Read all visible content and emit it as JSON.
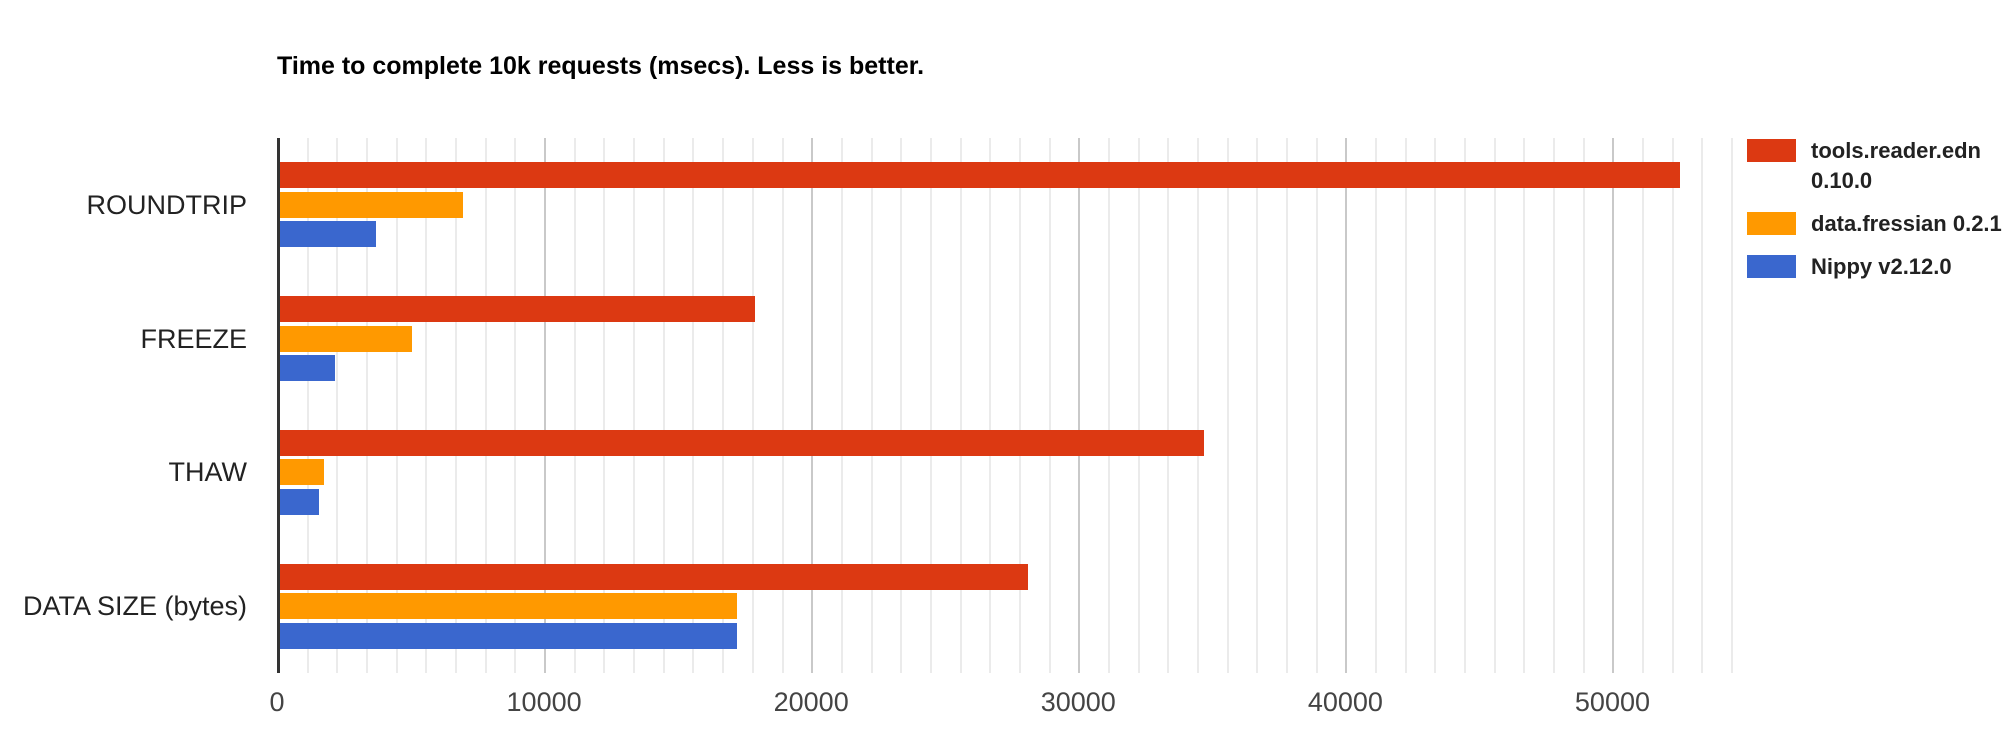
{
  "title": "Time to complete 10k requests (msecs). Less is better.",
  "chart_data": {
    "type": "bar",
    "orientation": "horizontal",
    "title": "Time to complete 10k requests (msecs). Less is better.",
    "categories": [
      "ROUNDTRIP",
      "FREEZE",
      "THAW",
      "DATA SIZE (bytes)"
    ],
    "series": [
      {
        "name": "tools.reader.edn 0.10.0",
        "color": "#dc3912",
        "values": [
          52400,
          17800,
          34600,
          28000
        ]
      },
      {
        "name": "data.fressian 0.2.1",
        "color": "#ff9900",
        "values": [
          6850,
          4950,
          1650,
          17100
        ]
      },
      {
        "name": "Nippy v2.12.0",
        "color": "#3a67ce",
        "values": [
          3600,
          2050,
          1450,
          17100
        ]
      }
    ],
    "xlabel": "",
    "ylabel": "",
    "x_ticks": [
      0,
      10000,
      20000,
      30000,
      40000,
      50000
    ],
    "x_tick_labels": [
      "0",
      "10000",
      "20000",
      "30000",
      "40000",
      "50000"
    ],
    "xlim": [
      0,
      54850
    ],
    "x_minor_step": 1111.11,
    "grid": true,
    "legend_position": "right"
  },
  "style": {
    "axis_line_color": "#333333",
    "major_grid_color": "#c9c9c9",
    "minor_grid_color": "#ebebeb",
    "tick_label_color": "#444444",
    "category_label_color": "#222222",
    "legend_text_color": "#222222",
    "background": "#ffffff"
  }
}
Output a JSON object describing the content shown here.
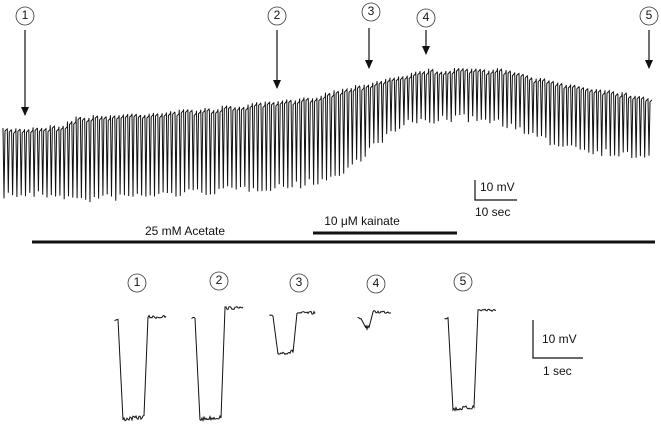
{
  "top_markers": [
    "1",
    "2",
    "3",
    "4",
    "5"
  ],
  "top_scale_bar": {
    "voltage": "10 mV",
    "time": "10 sec"
  },
  "treatments": {
    "acetate": "25 mM Acetate",
    "kainate": "10 μM kainate"
  },
  "bottom_markers": [
    "1",
    "2",
    "3",
    "4",
    "5"
  ],
  "bottom_scale_bar": {
    "voltage": "10 mV",
    "time": "1 sec"
  }
}
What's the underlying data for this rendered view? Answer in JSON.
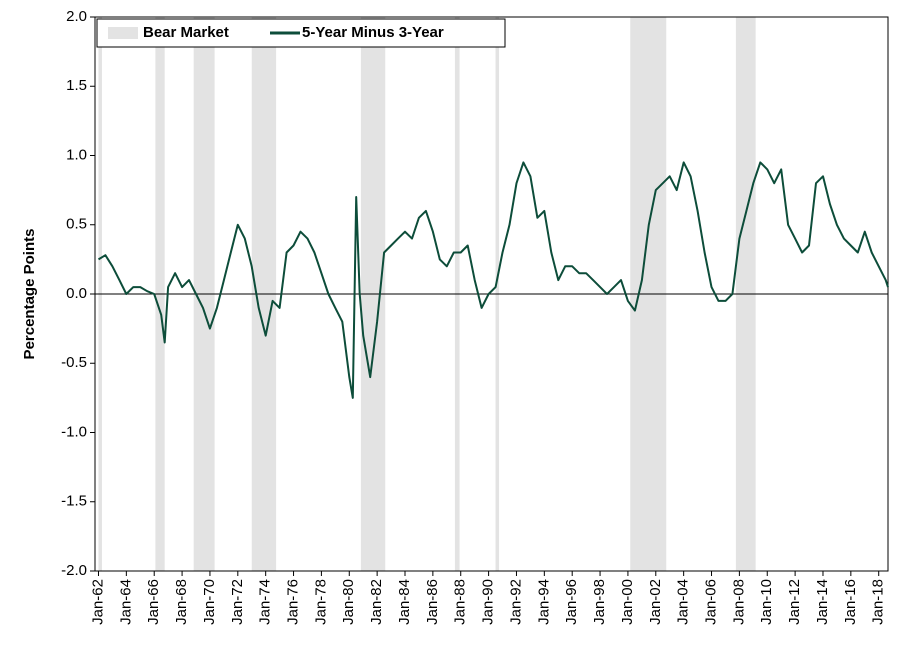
{
  "chart_data": {
    "type": "line",
    "ylabel": "Percentage Points",
    "ylim": [
      -2,
      2
    ],
    "yticks": [
      {
        "value": 2,
        "label": "2.0"
      },
      {
        "value": 1.5,
        "label": "1.5"
      },
      {
        "value": 1,
        "label": "1.0"
      },
      {
        "value": 0.5,
        "label": "0.5"
      },
      {
        "value": 0,
        "label": "0.0"
      },
      {
        "value": -0.5,
        "label": "-0.5"
      },
      {
        "value": -1,
        "label": "-1.0"
      },
      {
        "value": -1.5,
        "label": "-1.5"
      },
      {
        "value": -2,
        "label": "-2.0"
      }
    ],
    "xlim": [
      "Oct-61",
      "Sep-18"
    ],
    "xticks": [
      "Jan-62",
      "Jan-64",
      "Jan-66",
      "Jan-68",
      "Jan-70",
      "Jan-72",
      "Jan-74",
      "Jan-76",
      "Jan-78",
      "Jan-80",
      "Jan-82",
      "Jan-84",
      "Jan-86",
      "Jan-88",
      "Jan-90",
      "Jan-92",
      "Jan-94",
      "Jan-96",
      "Jan-98",
      "Jan-00",
      "Jan-02",
      "Jan-04",
      "Jan-06",
      "Jan-08",
      "Jan-10",
      "Jan-12",
      "Jan-14",
      "Jan-16",
      "Jan-18"
    ],
    "bear_markets": {
      "name": "Bear Market",
      "color": "#e3e3e3",
      "periods": [
        [
          "Jan-62",
          "Apr-62"
        ],
        [
          "Feb-66",
          "Oct-66"
        ],
        [
          "Nov-68",
          "May-70"
        ],
        [
          "Jan-73",
          "Oct-74"
        ],
        [
          "Nov-80",
          "Aug-82"
        ],
        [
          "Aug-87",
          "Dec-87"
        ],
        [
          "Jul-90",
          "Oct-90"
        ],
        [
          "Mar-00",
          "Oct-02"
        ],
        [
          "Oct-07",
          "Mar-09"
        ]
      ]
    },
    "x": [
      "Jan-62",
      "Jul-62",
      "Jan-63",
      "Jul-63",
      "Jan-64",
      "Jul-64",
      "Jan-65",
      "Jul-65",
      "Jan-66",
      "Jul-66",
      "Oct-66",
      "Jan-67",
      "Jul-67",
      "Jan-68",
      "Jul-68",
      "Jan-69",
      "Jul-69",
      "Jan-70",
      "Jul-70",
      "Jan-71",
      "Jul-71",
      "Jan-72",
      "Jul-72",
      "Jan-73",
      "Jul-73",
      "Jan-74",
      "Jul-74",
      "Jan-75",
      "Jul-75",
      "Jan-76",
      "Jul-76",
      "Jan-77",
      "Jul-77",
      "Jan-78",
      "Jul-78",
      "Jan-79",
      "Jul-79",
      "Jan-80",
      "Apr-80",
      "Jul-80",
      "Oct-80",
      "Jan-81",
      "Jul-81",
      "Jan-82",
      "Jul-82",
      "Jan-83",
      "Jul-83",
      "Jan-84",
      "Jul-84",
      "Jan-85",
      "Jul-85",
      "Jan-86",
      "Jul-86",
      "Jan-87",
      "Jul-87",
      "Jan-88",
      "Jul-88",
      "Jan-89",
      "Jul-89",
      "Jan-90",
      "Jul-90",
      "Jan-91",
      "Jul-91",
      "Jan-92",
      "Jul-92",
      "Jan-93",
      "Jul-93",
      "Jan-94",
      "Jul-94",
      "Jan-95",
      "Jul-95",
      "Jan-96",
      "Jul-96",
      "Jan-97",
      "Jul-97",
      "Jan-98",
      "Jul-98",
      "Jan-99",
      "Jul-99",
      "Jan-00",
      "Jul-00",
      "Jan-01",
      "Jul-01",
      "Jan-02",
      "Jul-02",
      "Jan-03",
      "Jul-03",
      "Jan-04",
      "Jul-04",
      "Jan-05",
      "Jul-05",
      "Jan-06",
      "Jul-06",
      "Jan-07",
      "Jul-07",
      "Jan-08",
      "Jul-08",
      "Jan-09",
      "Jul-09",
      "Jan-10",
      "Jul-10",
      "Jan-11",
      "Jul-11",
      "Jan-12",
      "Jul-12",
      "Jan-13",
      "Jul-13",
      "Jan-14",
      "Jul-14",
      "Jan-15",
      "Jul-15",
      "Jan-16",
      "Jul-16",
      "Jan-17",
      "Jul-17",
      "Jan-18",
      "Jul-18",
      "Sep-18"
    ],
    "series": [
      {
        "name": "5-Year Minus 3-Year",
        "color": "#0d4d3a",
        "values": [
          0.25,
          0.28,
          0.2,
          0.1,
          0.0,
          0.05,
          0.05,
          0.02,
          0.0,
          -0.15,
          -0.35,
          0.05,
          0.15,
          0.05,
          0.1,
          0.0,
          -0.1,
          -0.25,
          -0.1,
          0.1,
          0.3,
          0.5,
          0.4,
          0.2,
          -0.1,
          -0.3,
          -0.05,
          -0.1,
          0.3,
          0.35,
          0.45,
          0.4,
          0.3,
          0.15,
          0.0,
          -0.1,
          -0.2,
          -0.6,
          -0.75,
          0.7,
          0.0,
          -0.3,
          -0.6,
          -0.2,
          0.3,
          0.35,
          0.4,
          0.45,
          0.4,
          0.55,
          0.6,
          0.45,
          0.25,
          0.2,
          0.3,
          0.3,
          0.35,
          0.1,
          -0.1,
          0.0,
          0.05,
          0.3,
          0.5,
          0.8,
          0.95,
          0.85,
          0.55,
          0.6,
          0.3,
          0.1,
          0.2,
          0.2,
          0.15,
          0.15,
          0.1,
          0.05,
          0.0,
          0.05,
          0.1,
          -0.05,
          -0.12,
          0.1,
          0.5,
          0.75,
          0.8,
          0.85,
          0.75,
          0.95,
          0.85,
          0.6,
          0.3,
          0.05,
          -0.05,
          -0.05,
          0.0,
          0.4,
          0.6,
          0.8,
          0.95,
          0.9,
          0.8,
          0.9,
          0.5,
          0.4,
          0.3,
          0.35,
          0.8,
          0.85,
          0.65,
          0.5,
          0.4,
          0.35,
          0.3,
          0.45,
          0.3,
          0.2,
          0.1,
          0.05
        ]
      }
    ]
  }
}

*Short task*
Report how many lines of the records above contain the word "msecs", giving only the number.

*Output for this task*
2